* [Problem description] Word for word, transcribe the lines from the one containing "Transcribe this image's" through the end of the entries, both included, and nothing else.

* [Listing]
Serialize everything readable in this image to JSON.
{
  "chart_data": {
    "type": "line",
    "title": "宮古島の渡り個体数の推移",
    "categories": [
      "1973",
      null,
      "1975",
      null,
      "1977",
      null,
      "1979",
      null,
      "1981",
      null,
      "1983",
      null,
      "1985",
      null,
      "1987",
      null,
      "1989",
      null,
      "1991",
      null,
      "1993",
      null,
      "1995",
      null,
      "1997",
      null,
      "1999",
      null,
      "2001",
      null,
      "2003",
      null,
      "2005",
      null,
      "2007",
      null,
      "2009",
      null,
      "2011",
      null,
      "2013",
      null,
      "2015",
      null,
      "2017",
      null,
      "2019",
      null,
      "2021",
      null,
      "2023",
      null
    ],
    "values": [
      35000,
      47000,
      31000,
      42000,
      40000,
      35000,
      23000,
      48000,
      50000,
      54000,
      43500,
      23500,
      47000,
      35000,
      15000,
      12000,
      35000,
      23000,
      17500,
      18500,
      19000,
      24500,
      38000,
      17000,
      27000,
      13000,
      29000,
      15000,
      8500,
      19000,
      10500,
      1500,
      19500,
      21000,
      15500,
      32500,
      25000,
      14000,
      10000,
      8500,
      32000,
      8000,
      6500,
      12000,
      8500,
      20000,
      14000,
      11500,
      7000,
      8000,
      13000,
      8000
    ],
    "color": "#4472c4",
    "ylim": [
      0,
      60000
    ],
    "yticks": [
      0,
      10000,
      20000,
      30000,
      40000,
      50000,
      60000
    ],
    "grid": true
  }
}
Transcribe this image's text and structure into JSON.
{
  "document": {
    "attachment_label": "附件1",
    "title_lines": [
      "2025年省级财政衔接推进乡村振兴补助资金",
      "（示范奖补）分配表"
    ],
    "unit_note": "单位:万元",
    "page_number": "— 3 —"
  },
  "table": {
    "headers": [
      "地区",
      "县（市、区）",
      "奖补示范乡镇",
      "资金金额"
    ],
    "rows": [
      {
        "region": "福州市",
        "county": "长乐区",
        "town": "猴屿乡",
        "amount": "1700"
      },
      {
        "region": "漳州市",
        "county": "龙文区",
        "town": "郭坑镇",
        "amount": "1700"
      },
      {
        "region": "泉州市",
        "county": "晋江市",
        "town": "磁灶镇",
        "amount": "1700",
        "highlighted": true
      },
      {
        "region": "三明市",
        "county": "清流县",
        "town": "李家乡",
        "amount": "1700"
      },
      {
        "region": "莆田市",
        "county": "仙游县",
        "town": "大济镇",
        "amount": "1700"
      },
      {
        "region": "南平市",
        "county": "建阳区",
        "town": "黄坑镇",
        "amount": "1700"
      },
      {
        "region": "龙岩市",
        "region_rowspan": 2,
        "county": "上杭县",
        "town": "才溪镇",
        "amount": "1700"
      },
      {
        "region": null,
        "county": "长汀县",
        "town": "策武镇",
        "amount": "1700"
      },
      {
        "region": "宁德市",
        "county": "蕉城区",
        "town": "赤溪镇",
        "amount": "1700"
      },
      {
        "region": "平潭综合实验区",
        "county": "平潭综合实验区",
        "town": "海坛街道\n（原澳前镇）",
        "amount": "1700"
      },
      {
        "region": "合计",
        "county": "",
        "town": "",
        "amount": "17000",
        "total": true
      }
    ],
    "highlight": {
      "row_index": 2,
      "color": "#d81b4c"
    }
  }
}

* [Output of the task]
Transcribe this image's text and structure into JSON.
{
  "document": {
    "attachment_label": "附件1",
    "title_lines": [
      "2025年省级财政衔接推进乡村振兴补助资金",
      "（示范奖补）分配表"
    ],
    "unit_note": "单位:万元",
    "page_number": "— 3 —"
  },
  "table": {
    "headers": [
      "地区",
      "县（市、区）",
      "奖补示范乡镇",
      "资金金额"
    ],
    "rows": [
      {
        "region": "福州市",
        "county": "长乐区",
        "town": "猴屿乡",
        "amount": "1700"
      },
      {
        "region": "漳州市",
        "county": "龙文区",
        "town": "郭坑镇",
        "amount": "1700"
      },
      {
        "region": "泉州市",
        "county": "晋江市",
        "town": "磁灶镇",
        "amount": "1700",
        "highlighted": true
      },
      {
        "region": "三明市",
        "county": "清流县",
        "town": "李家乡",
        "amount": "1700"
      },
      {
        "region": "莆田市",
        "county": "仙游县",
        "town": "大济镇",
        "amount": "1700"
      },
      {
        "region": "南平市",
        "county": "建阳区",
        "town": "黄坑镇",
        "amount": "1700"
      },
      {
        "region": "龙岩市",
        "region_rowspan": 2,
        "county": "上杭县",
        "town": "才溪镇",
        "amount": "1700"
      },
      {
        "region": null,
        "county": "长汀县",
        "town": "策武镇",
        "amount": "1700"
      },
      {
        "region": "宁德市",
        "county": "蕉城区",
        "town": "赤溪镇",
        "amount": "1700"
      },
      {
        "region": "平潭综合实验区",
        "county": "平潭综合实验区",
        "town": "海坛街道\n（原澳前镇）",
        "amount": "1700"
      },
      {
        "region": "合计",
        "county": "",
        "town": "",
        "amount": "17000",
        "total": true
      }
    ],
    "highlight": {
      "row_index": 2,
      "color": "#d81b4c"
    }
  }
}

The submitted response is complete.